### WHAT THE EXERCISE ASKS:
Restate the whole listing exactly.

### RECORDS FOR THE EXERCISE:
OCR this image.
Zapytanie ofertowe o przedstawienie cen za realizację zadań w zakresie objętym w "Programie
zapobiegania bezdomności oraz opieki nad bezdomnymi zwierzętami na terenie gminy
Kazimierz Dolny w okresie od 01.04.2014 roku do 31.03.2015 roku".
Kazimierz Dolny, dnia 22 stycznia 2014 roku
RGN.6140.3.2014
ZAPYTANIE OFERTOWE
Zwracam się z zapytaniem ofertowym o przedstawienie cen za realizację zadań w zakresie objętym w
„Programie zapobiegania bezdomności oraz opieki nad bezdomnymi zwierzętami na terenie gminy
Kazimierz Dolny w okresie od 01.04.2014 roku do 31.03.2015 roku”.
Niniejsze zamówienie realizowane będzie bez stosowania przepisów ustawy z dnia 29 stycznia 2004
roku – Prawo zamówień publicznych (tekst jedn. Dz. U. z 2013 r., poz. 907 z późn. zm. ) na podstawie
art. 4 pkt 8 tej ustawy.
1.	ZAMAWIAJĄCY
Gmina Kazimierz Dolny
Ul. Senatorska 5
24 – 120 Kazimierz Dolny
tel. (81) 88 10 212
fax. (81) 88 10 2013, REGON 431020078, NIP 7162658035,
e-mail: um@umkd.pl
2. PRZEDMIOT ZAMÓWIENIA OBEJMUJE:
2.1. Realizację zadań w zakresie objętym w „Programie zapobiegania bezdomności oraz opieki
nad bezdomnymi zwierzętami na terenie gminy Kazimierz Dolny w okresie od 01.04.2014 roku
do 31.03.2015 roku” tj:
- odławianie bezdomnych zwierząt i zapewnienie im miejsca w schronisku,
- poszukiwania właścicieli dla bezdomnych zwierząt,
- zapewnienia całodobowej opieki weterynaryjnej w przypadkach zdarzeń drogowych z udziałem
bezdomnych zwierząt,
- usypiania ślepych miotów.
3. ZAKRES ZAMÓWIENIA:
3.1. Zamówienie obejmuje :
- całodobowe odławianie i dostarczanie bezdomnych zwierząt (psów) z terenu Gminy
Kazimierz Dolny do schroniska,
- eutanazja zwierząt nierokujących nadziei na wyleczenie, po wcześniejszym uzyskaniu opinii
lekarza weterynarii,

### RESPONSE TO THE EXERCISE:
OCR this image.
Zapytanie ofertowe o przedstawienie cen za realizację zadań w zakresie objętym w "Programie
zapobiegania bezdomności oraz opieki nad bezdomnymi zwierzętami na terenie gminy
Kazimierz Dolny w okresie od 01.04.2014 roku do 31.03.2015 roku".
Kazimierz Dolny, dnia 22 stycznia 2014 roku
RGN.6140.3.2014
ZAPYTANIE OFERTOWE
Zwracam się z zapytaniem ofertowym o przedstawienie cen za realizację zadań w zakresie objętym w
„Programie zapobiegania bezdomności oraz opieki nad bezdomnymi zwierzętami na terenie gminy
Kazimierz Dolny w okresie od 01.04.2014 roku do 31.03.2015 roku”.
Niniejsze zamówienie realizowane będzie bez stosowania przepisów ustawy z dnia 29 stycznia 2004
roku – Prawo zamówień publicznych (tekst jedn. Dz. U. z 2013 r., poz. 907 z późn. zm. ) na podstawie
art. 4 pkt 8 tej ustawy.
1.	ZAMAWIAJĄCY
Gmina Kazimierz Dolny
Ul. Senatorska 5
24 – 120 Kazimierz Dolny
tel. (81) 88 10 212
fax. (81) 88 10 2013, REGON 431020078, NIP 7162658035,
e-mail: um@umkd.pl
2. PRZEDMIOT ZAMÓWIENIA OBEJMUJE:
2.1. Realizację zadań w zakresie objętym w „Programie zapobiegania bezdomności oraz opieki
nad bezdomnymi zwierzętami na terenie gminy Kazimierz Dolny w okresie od 01.04.2014 roku
do 31.03.2015 roku” tj:
- odławianie bezdomnych zwierząt i zapewnienie im miejsca w schronisku,
- poszukiwania właścicieli dla bezdomnych zwierząt,
- zapewnienia całodobowej opieki weterynaryjnej w przypadkach zdarzeń drogowych z udziałem
bezdomnych zwierząt,
- usypiania ślepych miotów.
3. ZAKRES ZAMÓWIENIA:
3.1. Zamówienie obejmuje :
- całodobowe odławianie i dostarczanie bezdomnych zwierząt (psów) z terenu Gminy
Kazimierz Dolny do schroniska,
- eutanazja zwierząt nierokujących nadziei na wyleczenie, po wcześniejszym uzyskaniu opinii
lekarza weterynarii,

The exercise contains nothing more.